— start of RECORDS SUPPLIED —

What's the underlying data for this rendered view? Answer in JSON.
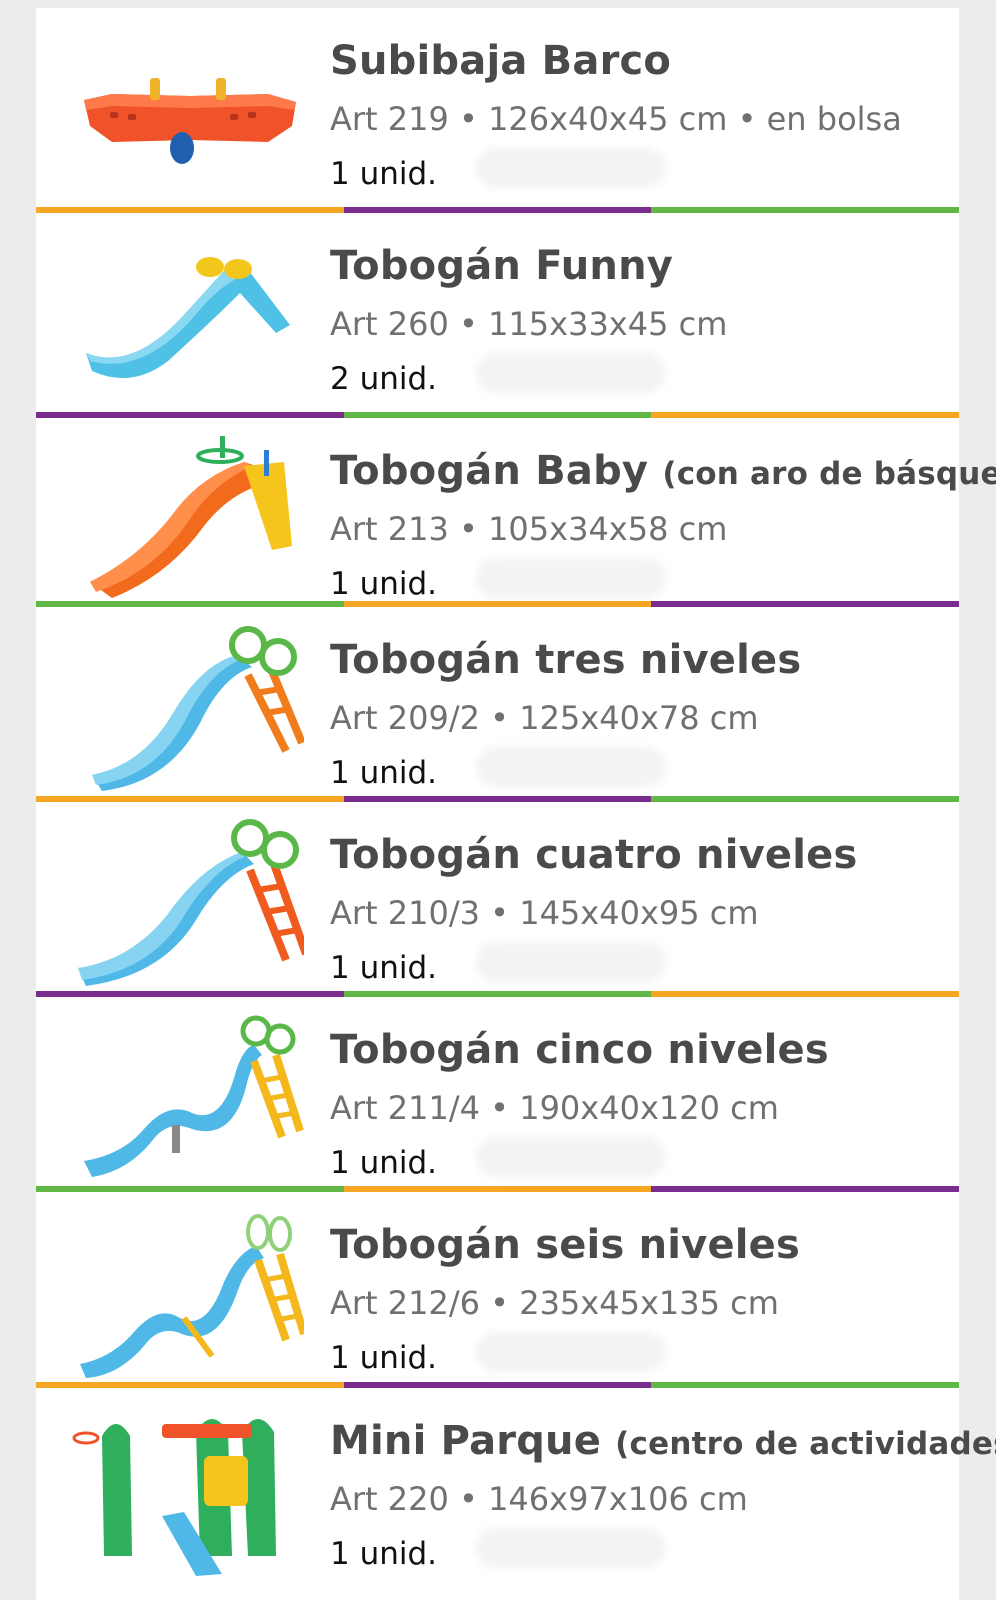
{
  "colors": {
    "orange": "#f5a623",
    "purple": "#7b2d8e",
    "green": "#62b846"
  },
  "products": [
    {
      "title": "Subibaja Barco",
      "subtitle": "",
      "specs": "Art 219 • 126x40x45 cm • en bolsa",
      "qty": "1 unid.",
      "icon": "seesaw-boat-icon",
      "divider": [
        "orange",
        "purple",
        "green"
      ]
    },
    {
      "title": "Tobogán Funny",
      "subtitle": "",
      "specs": "Art 260 • 115x33x45 cm",
      "qty": "2 unid.",
      "icon": "slide-icon",
      "divider": [
        "purple",
        "green",
        "orange"
      ]
    },
    {
      "title": "Tobogán Baby",
      "subtitle": "(con aro de básquet)",
      "specs": "Art 213 • 105x34x58 cm",
      "qty": "1 unid.",
      "icon": "slide-basketball-icon",
      "divider": [
        "green",
        "orange",
        "purple"
      ]
    },
    {
      "title": "Tobogán tres niveles",
      "subtitle": "",
      "specs": "Art 209/2 • 125x40x78 cm",
      "qty": "1 unid.",
      "icon": "slide-ladder-icon",
      "divider": [
        "orange",
        "purple",
        "green"
      ]
    },
    {
      "title": "Tobogán cuatro niveles",
      "subtitle": "",
      "specs": "Art 210/3 • 145x40x95 cm",
      "qty": "1 unid.",
      "icon": "slide-ladder-icon",
      "divider": [
        "purple",
        "green",
        "orange"
      ]
    },
    {
      "title": "Tobogán cinco niveles",
      "subtitle": "",
      "specs": "Art 211/4 • 190x40x120 cm",
      "qty": "1 unid.",
      "icon": "slide-ladder-icon",
      "divider": [
        "green",
        "orange",
        "purple"
      ]
    },
    {
      "title": "Tobogán seis niveles",
      "subtitle": "",
      "specs": "Art 212/6 • 235x45x135 cm",
      "qty": "1 unid.",
      "icon": "slide-ladder-icon",
      "divider": [
        "orange",
        "purple",
        "green"
      ]
    },
    {
      "title": "Mini Parque",
      "subtitle": "(centro de actividades)",
      "specs": "Art 220 • 146x97x106 cm",
      "qty": "1 unid.",
      "icon": "activity-center-icon",
      "divider": []
    }
  ]
}
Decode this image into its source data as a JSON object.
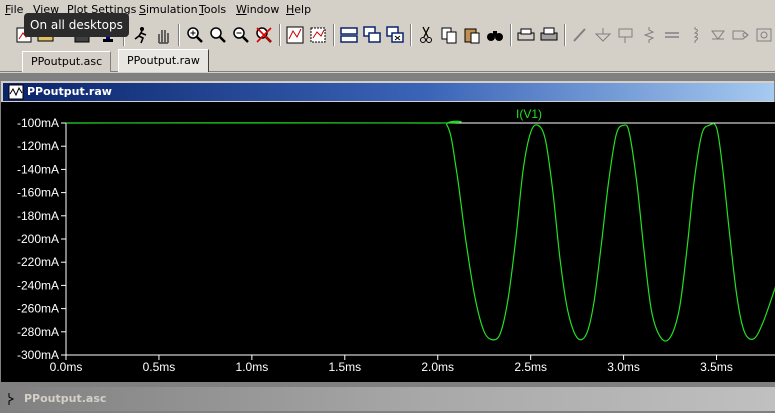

— end of RECORDS SUPPLIED —

PROBLEM DETAILS:
Using the records above, pull out each line where the word "Tobogán" occurs.

FINISHED EXERCISE:
      "title": "Tobogán Funny",
      "title": "Tobogán Baby",
      "title": "Tobogán tres niveles",
      "title": "Tobogán cuatro niveles",
      "title": "Tobogán cinco niveles",
      "title": "Tobogán seis niveles",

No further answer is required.